• [Exercise objective] Check each line of the listing for the word "this" and give only the number of lines that have it.

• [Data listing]

------------------------------------

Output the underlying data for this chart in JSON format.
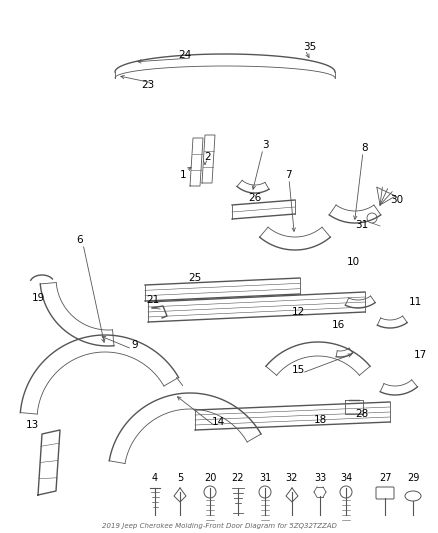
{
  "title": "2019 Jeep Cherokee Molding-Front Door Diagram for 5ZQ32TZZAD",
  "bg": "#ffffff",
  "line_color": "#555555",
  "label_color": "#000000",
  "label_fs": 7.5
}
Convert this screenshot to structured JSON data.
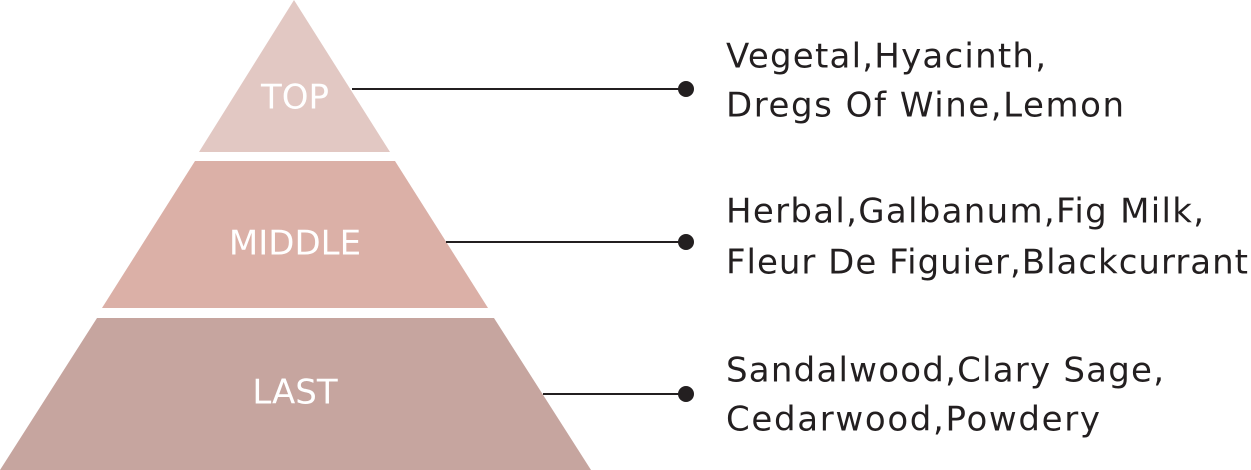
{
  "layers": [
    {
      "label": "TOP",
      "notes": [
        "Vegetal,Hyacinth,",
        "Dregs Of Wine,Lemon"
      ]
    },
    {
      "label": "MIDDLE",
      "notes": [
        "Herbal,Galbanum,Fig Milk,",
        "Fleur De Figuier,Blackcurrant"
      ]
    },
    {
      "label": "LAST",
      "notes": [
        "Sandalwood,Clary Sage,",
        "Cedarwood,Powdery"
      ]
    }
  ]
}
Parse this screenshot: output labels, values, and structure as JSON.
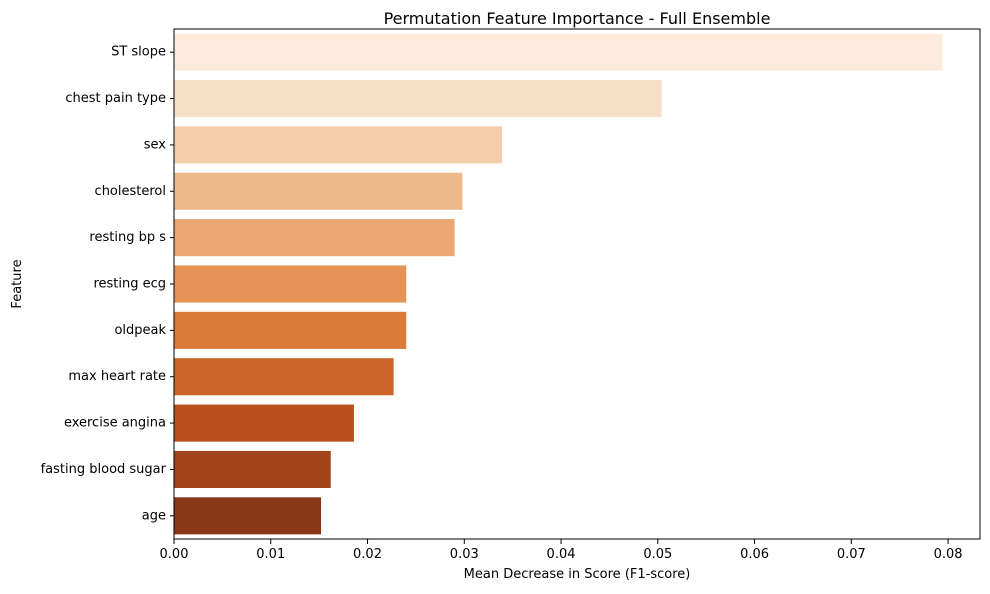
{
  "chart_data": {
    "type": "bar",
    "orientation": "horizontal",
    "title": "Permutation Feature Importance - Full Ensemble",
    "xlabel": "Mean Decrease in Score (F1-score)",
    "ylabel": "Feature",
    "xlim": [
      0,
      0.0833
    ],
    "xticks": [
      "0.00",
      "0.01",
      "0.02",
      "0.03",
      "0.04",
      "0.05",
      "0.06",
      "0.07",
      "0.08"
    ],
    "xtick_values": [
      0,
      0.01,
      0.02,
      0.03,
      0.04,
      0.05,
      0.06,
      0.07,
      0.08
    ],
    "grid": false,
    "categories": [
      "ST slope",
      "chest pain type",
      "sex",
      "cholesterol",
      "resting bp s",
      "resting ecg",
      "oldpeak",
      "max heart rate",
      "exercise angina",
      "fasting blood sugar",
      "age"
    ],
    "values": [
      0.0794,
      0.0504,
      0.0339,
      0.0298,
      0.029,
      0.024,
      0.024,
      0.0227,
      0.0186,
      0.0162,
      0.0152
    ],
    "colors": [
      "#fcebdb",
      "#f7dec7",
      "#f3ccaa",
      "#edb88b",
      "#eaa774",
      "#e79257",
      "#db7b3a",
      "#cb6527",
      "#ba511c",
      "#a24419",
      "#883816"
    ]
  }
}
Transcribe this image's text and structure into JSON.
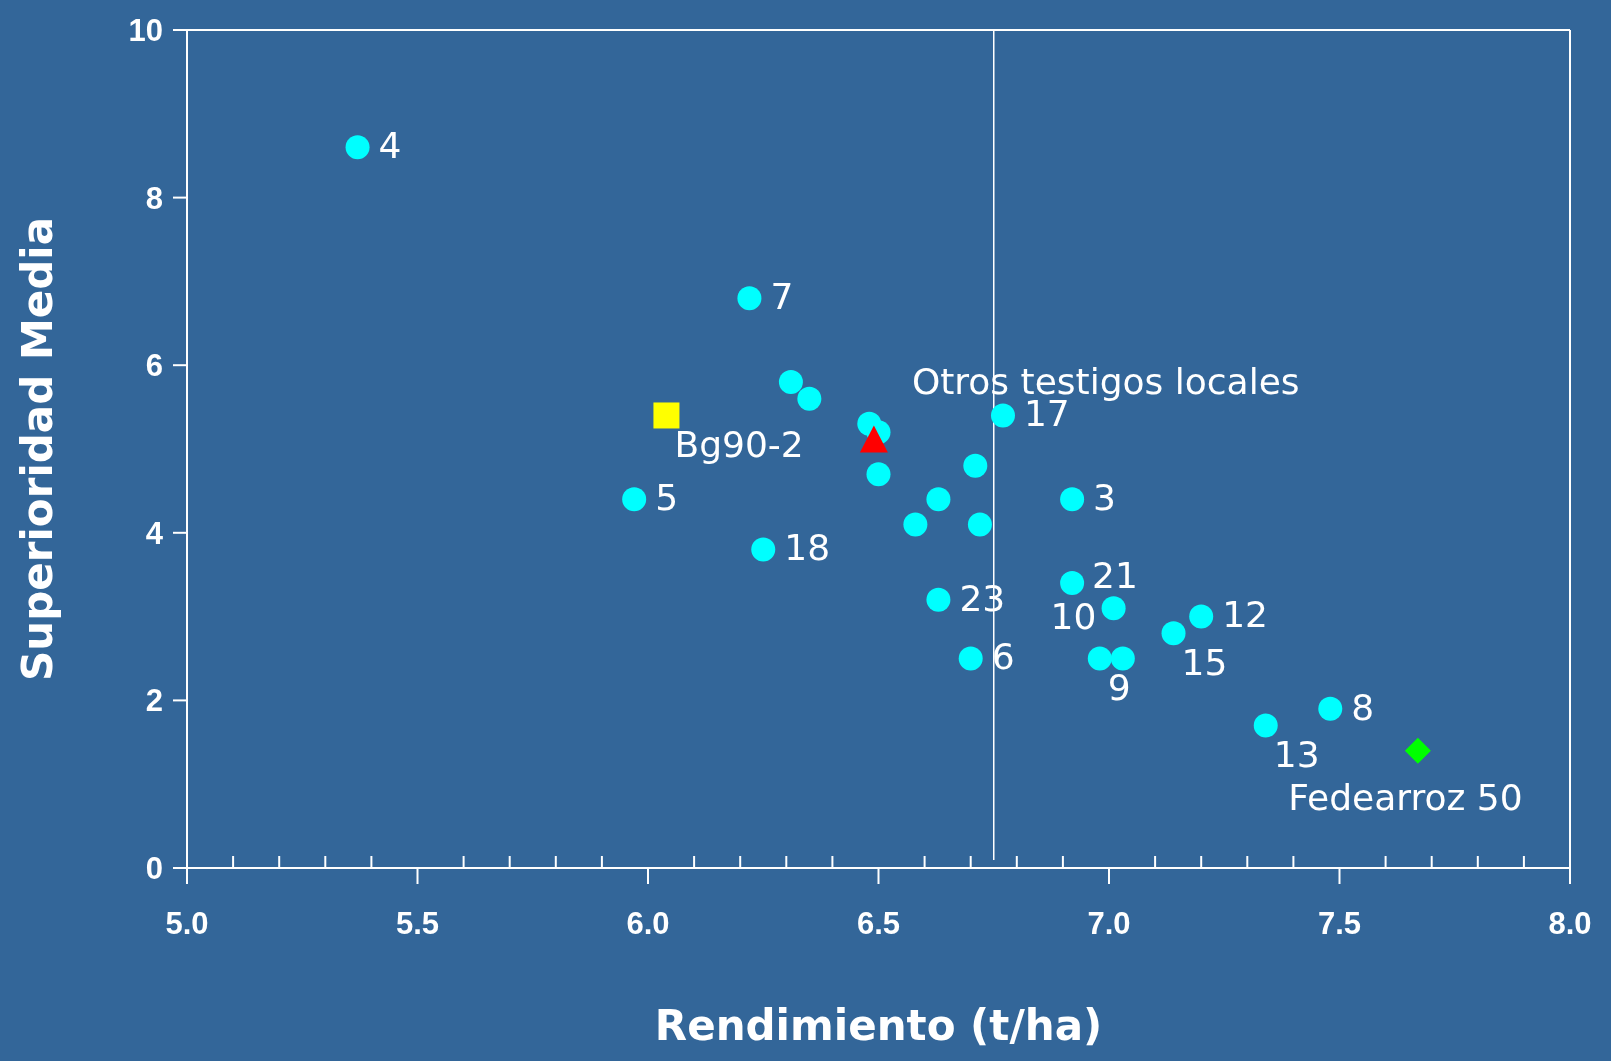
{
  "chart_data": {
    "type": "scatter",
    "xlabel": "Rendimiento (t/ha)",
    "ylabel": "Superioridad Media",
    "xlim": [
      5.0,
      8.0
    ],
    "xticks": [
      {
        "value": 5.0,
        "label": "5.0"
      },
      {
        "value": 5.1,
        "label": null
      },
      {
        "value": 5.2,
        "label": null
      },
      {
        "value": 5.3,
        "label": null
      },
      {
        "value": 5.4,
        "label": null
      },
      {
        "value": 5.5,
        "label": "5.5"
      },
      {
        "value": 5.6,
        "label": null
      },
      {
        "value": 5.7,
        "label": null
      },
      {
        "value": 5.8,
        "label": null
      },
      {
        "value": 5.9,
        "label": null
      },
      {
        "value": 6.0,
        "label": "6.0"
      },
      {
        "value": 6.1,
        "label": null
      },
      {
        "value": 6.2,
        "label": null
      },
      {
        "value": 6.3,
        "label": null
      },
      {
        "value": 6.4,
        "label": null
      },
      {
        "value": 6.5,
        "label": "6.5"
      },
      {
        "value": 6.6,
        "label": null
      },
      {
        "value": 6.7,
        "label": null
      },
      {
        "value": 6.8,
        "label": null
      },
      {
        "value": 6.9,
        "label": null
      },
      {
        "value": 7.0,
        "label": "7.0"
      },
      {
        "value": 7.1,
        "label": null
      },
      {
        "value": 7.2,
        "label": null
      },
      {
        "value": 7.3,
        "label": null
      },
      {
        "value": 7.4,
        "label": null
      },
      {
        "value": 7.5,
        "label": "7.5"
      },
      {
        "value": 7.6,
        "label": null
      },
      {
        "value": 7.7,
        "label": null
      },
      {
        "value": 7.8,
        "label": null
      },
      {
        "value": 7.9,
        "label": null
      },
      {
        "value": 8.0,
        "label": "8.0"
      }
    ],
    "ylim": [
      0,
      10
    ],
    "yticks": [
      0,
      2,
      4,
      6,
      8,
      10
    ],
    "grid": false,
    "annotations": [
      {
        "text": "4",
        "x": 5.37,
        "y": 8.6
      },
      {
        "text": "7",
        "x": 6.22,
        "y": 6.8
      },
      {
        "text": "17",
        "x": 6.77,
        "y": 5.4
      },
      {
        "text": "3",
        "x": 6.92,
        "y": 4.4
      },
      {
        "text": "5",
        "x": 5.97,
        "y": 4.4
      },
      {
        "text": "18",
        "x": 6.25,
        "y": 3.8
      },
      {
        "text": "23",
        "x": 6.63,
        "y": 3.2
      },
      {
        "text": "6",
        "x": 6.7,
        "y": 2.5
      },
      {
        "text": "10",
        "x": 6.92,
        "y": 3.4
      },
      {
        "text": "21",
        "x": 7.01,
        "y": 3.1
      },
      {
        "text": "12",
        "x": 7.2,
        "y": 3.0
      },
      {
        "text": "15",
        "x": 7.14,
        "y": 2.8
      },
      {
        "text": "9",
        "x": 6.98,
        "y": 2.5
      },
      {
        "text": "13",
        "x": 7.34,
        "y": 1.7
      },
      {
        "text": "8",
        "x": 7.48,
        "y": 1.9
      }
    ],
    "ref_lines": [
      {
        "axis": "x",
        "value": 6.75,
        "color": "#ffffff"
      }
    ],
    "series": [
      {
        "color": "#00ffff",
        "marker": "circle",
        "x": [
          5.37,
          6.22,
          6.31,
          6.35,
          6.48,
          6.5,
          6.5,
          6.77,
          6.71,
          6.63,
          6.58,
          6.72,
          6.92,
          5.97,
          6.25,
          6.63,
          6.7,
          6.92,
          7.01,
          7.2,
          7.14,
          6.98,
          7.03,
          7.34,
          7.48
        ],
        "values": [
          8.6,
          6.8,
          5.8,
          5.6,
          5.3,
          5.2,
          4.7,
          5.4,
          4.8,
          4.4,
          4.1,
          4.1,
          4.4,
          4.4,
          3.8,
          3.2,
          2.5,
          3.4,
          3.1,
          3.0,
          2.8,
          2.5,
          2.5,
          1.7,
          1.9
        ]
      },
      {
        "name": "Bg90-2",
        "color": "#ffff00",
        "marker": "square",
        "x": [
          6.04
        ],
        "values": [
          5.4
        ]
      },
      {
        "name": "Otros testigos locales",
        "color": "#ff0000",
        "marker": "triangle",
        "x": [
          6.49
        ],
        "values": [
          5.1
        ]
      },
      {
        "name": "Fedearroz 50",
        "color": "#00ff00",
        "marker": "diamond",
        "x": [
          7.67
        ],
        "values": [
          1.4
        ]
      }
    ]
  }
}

------------------------------------

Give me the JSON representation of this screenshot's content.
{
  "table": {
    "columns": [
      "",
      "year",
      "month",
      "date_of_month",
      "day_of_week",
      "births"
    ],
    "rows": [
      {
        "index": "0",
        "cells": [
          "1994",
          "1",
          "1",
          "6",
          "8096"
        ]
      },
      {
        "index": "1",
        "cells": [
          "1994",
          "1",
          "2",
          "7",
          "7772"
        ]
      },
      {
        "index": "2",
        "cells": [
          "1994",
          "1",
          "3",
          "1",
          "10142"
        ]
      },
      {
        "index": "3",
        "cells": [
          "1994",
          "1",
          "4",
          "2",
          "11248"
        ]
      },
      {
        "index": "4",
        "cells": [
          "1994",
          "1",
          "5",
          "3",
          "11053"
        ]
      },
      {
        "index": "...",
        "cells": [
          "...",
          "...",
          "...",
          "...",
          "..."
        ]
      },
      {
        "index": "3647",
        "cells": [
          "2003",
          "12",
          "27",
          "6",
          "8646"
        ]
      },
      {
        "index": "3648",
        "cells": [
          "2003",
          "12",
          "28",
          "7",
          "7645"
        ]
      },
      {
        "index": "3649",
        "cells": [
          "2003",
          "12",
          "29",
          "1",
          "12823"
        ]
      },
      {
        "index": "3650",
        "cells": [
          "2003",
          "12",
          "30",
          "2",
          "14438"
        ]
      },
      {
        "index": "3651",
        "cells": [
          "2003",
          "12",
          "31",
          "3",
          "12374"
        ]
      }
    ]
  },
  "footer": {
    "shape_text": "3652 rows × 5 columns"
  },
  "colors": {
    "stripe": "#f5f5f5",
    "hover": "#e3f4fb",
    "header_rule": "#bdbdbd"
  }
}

------------------------------------

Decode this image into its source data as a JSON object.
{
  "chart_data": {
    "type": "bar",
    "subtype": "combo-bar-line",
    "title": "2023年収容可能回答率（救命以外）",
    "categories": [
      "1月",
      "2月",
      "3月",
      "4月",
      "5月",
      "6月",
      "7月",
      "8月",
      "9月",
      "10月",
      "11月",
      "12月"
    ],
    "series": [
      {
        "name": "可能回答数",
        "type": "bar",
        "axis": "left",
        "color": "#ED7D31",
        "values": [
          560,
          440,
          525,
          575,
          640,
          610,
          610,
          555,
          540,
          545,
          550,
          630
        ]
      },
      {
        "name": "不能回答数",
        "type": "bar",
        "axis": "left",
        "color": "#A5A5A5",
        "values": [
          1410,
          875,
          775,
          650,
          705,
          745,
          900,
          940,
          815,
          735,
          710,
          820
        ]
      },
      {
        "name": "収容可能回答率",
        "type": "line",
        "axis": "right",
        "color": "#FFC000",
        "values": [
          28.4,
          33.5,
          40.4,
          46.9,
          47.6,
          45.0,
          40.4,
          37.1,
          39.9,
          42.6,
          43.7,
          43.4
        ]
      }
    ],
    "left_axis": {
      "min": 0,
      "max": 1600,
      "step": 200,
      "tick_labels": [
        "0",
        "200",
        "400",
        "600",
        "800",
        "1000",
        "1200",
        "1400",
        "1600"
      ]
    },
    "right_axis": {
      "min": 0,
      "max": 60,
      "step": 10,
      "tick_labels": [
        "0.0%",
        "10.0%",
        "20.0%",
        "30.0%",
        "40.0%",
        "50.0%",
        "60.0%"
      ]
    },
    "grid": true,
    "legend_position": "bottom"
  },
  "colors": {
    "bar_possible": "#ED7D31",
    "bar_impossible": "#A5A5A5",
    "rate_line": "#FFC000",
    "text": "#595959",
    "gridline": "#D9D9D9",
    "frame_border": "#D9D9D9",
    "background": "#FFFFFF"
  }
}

------------------------------------

• [Task response] 6